### DO THIS
Go through the material below and report how many lines contain "Cubic". Give only the number.

### DATA ENTRIES
-------

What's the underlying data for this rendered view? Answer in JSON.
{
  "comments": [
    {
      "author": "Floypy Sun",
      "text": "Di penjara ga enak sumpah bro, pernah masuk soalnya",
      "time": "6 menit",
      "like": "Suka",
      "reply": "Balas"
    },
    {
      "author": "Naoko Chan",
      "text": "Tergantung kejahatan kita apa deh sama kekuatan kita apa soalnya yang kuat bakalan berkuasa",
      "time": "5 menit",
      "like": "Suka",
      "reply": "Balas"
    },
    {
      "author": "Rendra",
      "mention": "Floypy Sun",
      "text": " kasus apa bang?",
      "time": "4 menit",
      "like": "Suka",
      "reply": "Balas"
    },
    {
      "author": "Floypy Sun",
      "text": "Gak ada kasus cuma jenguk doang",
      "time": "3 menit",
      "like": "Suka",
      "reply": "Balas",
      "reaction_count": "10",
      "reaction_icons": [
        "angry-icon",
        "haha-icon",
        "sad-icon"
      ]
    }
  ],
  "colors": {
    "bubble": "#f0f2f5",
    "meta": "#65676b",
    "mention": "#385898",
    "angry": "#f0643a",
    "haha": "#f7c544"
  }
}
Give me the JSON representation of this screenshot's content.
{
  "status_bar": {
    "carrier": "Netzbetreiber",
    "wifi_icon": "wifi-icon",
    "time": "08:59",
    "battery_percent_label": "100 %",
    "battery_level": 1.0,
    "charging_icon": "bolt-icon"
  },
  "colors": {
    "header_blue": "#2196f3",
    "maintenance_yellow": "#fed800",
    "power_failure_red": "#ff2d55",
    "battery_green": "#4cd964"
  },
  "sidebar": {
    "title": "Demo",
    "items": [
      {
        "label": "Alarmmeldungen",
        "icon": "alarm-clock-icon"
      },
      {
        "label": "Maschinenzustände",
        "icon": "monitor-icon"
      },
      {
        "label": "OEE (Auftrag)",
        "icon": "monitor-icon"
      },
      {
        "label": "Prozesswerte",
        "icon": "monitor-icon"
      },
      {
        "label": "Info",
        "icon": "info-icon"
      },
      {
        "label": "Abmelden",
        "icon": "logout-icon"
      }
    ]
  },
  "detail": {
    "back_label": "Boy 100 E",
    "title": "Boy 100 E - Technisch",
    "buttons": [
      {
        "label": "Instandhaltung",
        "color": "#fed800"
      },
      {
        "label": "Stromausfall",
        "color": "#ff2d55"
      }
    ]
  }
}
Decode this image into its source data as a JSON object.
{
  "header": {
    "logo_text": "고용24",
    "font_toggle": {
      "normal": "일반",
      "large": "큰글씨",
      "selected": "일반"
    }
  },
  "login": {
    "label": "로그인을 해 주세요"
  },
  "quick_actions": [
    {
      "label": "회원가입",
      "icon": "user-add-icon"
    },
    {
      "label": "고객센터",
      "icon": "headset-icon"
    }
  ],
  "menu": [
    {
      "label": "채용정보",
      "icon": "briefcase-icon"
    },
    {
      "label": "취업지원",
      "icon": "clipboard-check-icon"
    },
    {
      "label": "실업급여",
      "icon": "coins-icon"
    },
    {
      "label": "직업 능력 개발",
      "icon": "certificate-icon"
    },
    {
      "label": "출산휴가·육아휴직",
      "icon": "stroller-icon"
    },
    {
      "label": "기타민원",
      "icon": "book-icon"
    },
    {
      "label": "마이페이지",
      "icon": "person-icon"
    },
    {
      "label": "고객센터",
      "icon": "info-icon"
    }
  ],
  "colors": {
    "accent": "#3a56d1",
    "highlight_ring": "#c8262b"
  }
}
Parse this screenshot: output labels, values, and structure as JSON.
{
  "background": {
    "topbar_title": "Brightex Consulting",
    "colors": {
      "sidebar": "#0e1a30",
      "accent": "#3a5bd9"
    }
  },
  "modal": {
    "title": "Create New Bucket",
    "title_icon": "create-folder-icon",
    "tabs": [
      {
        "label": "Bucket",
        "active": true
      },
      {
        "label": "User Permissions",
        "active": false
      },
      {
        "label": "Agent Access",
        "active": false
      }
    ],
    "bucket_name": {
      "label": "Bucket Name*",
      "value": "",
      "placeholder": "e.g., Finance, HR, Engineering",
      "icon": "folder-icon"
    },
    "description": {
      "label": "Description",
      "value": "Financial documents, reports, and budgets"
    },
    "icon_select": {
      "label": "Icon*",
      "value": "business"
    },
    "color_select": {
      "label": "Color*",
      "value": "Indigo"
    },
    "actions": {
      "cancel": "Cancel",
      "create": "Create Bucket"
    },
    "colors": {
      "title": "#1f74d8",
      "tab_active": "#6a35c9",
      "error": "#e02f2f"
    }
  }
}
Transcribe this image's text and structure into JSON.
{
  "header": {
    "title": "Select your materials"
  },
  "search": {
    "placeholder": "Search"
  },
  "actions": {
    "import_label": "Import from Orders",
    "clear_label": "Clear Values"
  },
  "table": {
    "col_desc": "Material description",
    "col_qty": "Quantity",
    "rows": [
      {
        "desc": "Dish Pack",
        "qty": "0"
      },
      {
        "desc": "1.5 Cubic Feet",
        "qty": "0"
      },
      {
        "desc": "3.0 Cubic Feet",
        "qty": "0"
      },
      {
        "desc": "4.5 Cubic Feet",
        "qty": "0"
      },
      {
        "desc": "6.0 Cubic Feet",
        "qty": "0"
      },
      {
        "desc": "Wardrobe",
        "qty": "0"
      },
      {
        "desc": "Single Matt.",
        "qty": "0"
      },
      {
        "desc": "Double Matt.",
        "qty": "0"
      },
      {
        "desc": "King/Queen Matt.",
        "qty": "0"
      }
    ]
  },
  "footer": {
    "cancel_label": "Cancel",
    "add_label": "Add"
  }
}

-------

### REPLY
4